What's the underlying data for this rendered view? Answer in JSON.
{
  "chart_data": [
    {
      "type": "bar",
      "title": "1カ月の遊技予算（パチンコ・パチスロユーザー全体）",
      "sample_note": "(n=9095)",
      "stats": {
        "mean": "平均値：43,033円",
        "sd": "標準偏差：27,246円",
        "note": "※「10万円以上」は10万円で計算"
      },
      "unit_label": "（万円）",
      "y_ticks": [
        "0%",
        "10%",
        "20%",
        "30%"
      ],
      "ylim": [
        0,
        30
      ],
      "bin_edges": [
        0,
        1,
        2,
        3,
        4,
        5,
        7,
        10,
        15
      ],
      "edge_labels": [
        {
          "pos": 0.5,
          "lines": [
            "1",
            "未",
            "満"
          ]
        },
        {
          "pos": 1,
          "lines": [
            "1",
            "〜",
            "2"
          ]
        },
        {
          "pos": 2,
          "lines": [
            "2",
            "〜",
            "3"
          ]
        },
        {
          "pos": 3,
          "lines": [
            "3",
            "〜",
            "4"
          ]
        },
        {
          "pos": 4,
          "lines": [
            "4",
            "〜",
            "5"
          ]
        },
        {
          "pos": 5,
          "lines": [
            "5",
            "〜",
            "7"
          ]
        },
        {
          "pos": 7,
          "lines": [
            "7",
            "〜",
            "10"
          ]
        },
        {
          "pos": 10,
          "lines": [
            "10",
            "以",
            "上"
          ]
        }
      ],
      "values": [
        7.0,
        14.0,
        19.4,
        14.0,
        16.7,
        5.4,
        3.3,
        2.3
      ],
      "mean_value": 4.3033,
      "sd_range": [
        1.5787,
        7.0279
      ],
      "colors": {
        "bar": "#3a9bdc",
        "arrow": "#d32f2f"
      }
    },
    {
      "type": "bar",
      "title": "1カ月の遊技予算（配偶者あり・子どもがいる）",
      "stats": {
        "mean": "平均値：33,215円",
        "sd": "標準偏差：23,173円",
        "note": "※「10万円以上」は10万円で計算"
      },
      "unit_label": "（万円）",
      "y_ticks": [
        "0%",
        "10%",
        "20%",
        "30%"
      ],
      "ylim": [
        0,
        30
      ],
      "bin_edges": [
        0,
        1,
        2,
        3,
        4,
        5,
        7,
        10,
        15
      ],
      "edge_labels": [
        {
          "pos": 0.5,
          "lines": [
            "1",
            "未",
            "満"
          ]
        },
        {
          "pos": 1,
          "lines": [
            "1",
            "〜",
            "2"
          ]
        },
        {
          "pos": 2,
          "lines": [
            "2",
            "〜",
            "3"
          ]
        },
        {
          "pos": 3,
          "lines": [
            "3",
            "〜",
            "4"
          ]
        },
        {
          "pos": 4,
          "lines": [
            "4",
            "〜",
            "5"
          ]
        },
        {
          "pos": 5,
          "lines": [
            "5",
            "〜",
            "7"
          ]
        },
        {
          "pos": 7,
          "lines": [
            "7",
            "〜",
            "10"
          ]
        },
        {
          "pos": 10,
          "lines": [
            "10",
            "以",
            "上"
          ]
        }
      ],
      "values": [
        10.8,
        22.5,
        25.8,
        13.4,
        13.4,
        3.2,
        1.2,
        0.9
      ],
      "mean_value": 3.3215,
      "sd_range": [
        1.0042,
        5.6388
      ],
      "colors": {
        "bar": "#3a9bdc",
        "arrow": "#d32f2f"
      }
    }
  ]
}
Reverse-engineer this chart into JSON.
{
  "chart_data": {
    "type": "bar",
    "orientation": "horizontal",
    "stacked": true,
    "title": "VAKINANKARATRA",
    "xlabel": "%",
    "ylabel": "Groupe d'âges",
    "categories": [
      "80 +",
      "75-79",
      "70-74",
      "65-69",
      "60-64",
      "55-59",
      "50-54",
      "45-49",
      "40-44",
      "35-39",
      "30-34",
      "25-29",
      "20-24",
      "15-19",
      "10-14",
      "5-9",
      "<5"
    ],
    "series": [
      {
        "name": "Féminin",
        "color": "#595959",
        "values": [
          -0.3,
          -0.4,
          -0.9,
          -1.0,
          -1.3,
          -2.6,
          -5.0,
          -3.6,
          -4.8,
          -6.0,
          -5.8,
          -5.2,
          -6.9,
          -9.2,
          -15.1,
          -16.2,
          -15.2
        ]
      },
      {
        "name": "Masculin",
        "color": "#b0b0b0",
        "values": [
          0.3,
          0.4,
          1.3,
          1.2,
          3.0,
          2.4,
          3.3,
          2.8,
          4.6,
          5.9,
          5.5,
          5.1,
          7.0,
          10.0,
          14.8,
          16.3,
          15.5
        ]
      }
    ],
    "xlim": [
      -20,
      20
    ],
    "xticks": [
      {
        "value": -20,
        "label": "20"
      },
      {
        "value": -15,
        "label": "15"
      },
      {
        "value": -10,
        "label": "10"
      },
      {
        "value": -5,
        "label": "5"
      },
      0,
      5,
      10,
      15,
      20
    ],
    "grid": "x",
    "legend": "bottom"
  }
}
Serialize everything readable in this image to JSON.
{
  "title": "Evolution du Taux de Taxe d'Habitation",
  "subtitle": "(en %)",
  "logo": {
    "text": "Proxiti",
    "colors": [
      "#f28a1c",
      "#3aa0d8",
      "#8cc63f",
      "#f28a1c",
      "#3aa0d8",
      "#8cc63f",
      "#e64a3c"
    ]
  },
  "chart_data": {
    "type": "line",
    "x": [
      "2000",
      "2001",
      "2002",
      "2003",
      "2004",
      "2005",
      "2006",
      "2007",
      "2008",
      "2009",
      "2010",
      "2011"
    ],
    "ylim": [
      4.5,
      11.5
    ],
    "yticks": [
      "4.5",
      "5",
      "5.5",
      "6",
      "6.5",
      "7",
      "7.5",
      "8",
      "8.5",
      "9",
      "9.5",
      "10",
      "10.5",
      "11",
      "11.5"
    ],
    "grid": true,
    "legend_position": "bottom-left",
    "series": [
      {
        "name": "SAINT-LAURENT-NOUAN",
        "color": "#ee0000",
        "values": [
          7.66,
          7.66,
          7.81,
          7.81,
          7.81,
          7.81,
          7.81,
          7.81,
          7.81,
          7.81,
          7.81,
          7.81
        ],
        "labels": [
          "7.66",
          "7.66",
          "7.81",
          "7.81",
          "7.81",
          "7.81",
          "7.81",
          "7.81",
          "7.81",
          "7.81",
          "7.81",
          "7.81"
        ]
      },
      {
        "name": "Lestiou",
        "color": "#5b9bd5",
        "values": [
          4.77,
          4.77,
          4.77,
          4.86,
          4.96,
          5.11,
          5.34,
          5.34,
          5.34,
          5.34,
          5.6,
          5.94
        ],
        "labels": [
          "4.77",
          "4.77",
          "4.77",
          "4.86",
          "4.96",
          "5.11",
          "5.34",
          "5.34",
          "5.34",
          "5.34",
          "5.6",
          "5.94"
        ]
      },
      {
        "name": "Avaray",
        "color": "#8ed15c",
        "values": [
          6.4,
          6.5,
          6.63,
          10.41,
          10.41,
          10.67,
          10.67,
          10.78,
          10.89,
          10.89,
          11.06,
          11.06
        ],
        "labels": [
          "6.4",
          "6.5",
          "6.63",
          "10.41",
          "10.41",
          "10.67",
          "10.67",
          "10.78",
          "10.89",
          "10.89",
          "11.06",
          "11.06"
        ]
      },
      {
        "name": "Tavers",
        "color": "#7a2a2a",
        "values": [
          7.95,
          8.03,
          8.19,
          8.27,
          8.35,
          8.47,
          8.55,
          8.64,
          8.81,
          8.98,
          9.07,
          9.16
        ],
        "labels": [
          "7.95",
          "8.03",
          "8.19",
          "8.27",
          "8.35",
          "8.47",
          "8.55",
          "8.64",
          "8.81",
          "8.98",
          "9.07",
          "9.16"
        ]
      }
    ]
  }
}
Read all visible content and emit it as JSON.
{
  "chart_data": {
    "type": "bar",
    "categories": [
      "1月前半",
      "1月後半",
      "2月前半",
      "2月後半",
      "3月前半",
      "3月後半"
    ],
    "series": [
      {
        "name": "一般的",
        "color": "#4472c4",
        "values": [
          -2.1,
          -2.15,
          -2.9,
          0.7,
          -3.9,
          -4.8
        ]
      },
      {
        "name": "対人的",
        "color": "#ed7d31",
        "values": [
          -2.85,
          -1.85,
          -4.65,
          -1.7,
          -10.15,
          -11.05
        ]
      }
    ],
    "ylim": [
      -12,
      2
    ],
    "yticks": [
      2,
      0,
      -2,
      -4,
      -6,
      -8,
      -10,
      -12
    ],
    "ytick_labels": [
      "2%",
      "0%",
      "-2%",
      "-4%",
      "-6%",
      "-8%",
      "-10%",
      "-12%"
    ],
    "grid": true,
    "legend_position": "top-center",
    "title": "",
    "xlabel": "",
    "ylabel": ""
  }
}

○ ○ ○

> _TASK BRIEF_: Gather up the lines that contain the word "JSON".

> _WRITTEN SOLUTION_:
What's the underlying data for this rendered view? Answer in JSON.
Reverse-engineer this chart into JSON.
Serialize everything readable in this image to JSON.
Read all visible content and emit it as JSON.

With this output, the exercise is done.